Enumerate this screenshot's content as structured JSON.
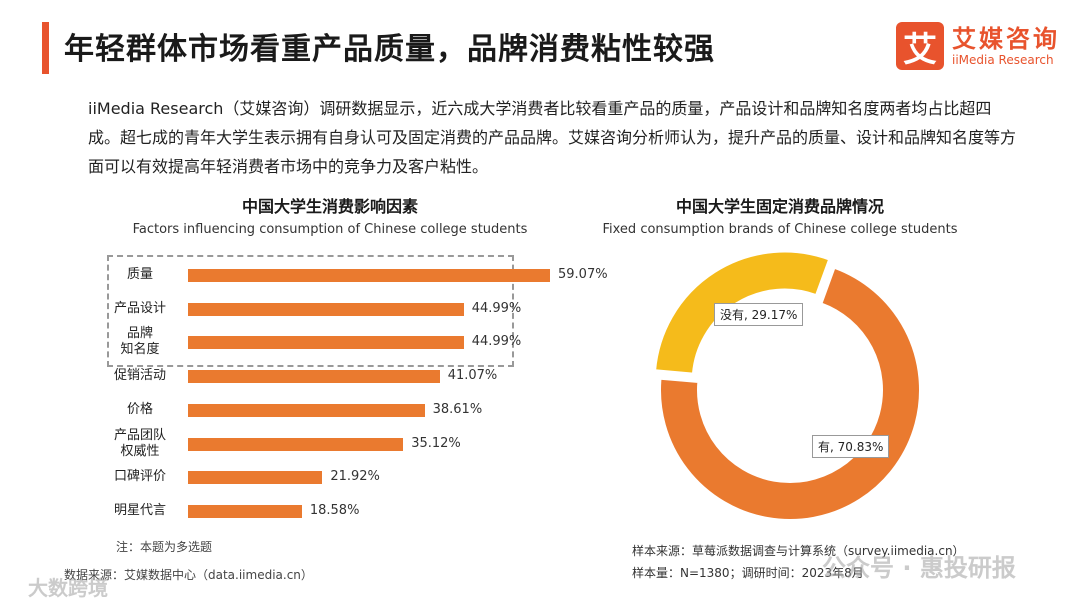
{
  "header": {
    "title": "年轻群体市场看重产品质量，品牌消费粘性较强",
    "brand_mark": "艾",
    "brand_cn": "艾媒咨询",
    "brand_en": "iiMedia Research",
    "accent": "#e8532d"
  },
  "intro": "iiMedia Research（艾媒咨询）调研数据显示，近六成大学消费者比较看重产品的质量，产品设计和品牌知名度两者均占比超四成。超七成的青年大学生表示拥有自身认可及固定消费的产品品牌。艾媒咨询分析师认为，提升产品的质量、设计和品牌知名度等方面可以有效提高年轻消费者市场中的竞争力及客户粘性。",
  "chart_data": [
    {
      "type": "bar",
      "orientation": "horizontal",
      "title": "中国大学生消费影响因素",
      "subtitle": "Factors influencing consumption of Chinese  college students",
      "categories": [
        "质量",
        "产品设计",
        "品牌\n知名度",
        "促销活动",
        "价格",
        "产品团队\n权威性",
        "口碑评价",
        "明星代言"
      ],
      "values": [
        59.07,
        44.99,
        44.99,
        41.07,
        38.61,
        35.12,
        21.92,
        18.58
      ],
      "value_labels": [
        "59.07%",
        "44.99%",
        "44.99%",
        "41.07%",
        "38.61%",
        "35.12%",
        "21.92%",
        "18.58%"
      ],
      "unit": "%",
      "highlighted_categories": [
        "质量",
        "产品设计",
        "品牌\n知名度"
      ],
      "color": "#ea7a2f",
      "note": "注：本题为多选题",
      "source": "数据来源：艾媒数据中心（data.iimedia.cn）"
    },
    {
      "type": "pie",
      "donut": true,
      "title": "中国大学生固定消费品牌情况",
      "subtitle": "Fixed consumption brands of Chinese college students",
      "slices": [
        {
          "label": "有",
          "value": 70.83,
          "display": "有, 70.83%",
          "color": "#ea7a2f"
        },
        {
          "label": "没有",
          "value": 29.17,
          "display": "没有, 29.17%",
          "color": "#f5bb1b"
        }
      ],
      "source_lines": [
        "样本来源：草莓派数据调查与计算系统（survey.iimedia.cn）",
        "样本量：N=1380；调研时间：2023年8月"
      ]
    }
  ],
  "watermarks": {
    "left": "大数跨境",
    "right": "公众号 · 惠投研报"
  }
}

# # #

Set down all the entries exactly as they appear, but skip any pictures.

### TASK RESULT
Enumerate this screenshot's content as structured JSON.
{
  "header": {
    "title": "年轻群体市场看重产品质量，品牌消费粘性较强",
    "brand_mark": "艾",
    "brand_cn": "艾媒咨询",
    "brand_en": "iiMedia Research",
    "accent": "#e8532d"
  },
  "intro": "iiMedia Research（艾媒咨询）调研数据显示，近六成大学消费者比较看重产品的质量，产品设计和品牌知名度两者均占比超四成。超七成的青年大学生表示拥有自身认可及固定消费的产品品牌。艾媒咨询分析师认为，提升产品的质量、设计和品牌知名度等方面可以有效提高年轻消费者市场中的竞争力及客户粘性。",
  "chart_data": [
    {
      "type": "bar",
      "orientation": "horizontal",
      "title": "中国大学生消费影响因素",
      "subtitle": "Factors influencing consumption of Chinese  college students",
      "categories": [
        "质量",
        "产品设计",
        "品牌\n知名度",
        "促销活动",
        "价格",
        "产品团队\n权威性",
        "口碑评价",
        "明星代言"
      ],
      "values": [
        59.07,
        44.99,
        44.99,
        41.07,
        38.61,
        35.12,
        21.92,
        18.58
      ],
      "value_labels": [
        "59.07%",
        "44.99%",
        "44.99%",
        "41.07%",
        "38.61%",
        "35.12%",
        "21.92%",
        "18.58%"
      ],
      "unit": "%",
      "highlighted_categories": [
        "质量",
        "产品设计",
        "品牌\n知名度"
      ],
      "color": "#ea7a2f",
      "note": "注：本题为多选题",
      "source": "数据来源：艾媒数据中心（data.iimedia.cn）"
    },
    {
      "type": "pie",
      "donut": true,
      "title": "中国大学生固定消费品牌情况",
      "subtitle": "Fixed consumption brands of Chinese college students",
      "slices": [
        {
          "label": "有",
          "value": 70.83,
          "display": "有, 70.83%",
          "color": "#ea7a2f"
        },
        {
          "label": "没有",
          "value": 29.17,
          "display": "没有, 29.17%",
          "color": "#f5bb1b"
        }
      ],
      "source_lines": [
        "样本来源：草莓派数据调查与计算系统（survey.iimedia.cn）",
        "样本量：N=1380；调研时间：2023年8月"
      ]
    }
  ],
  "watermarks": {
    "left": "大数跨境",
    "right": "公众号 · 惠投研报"
  }
}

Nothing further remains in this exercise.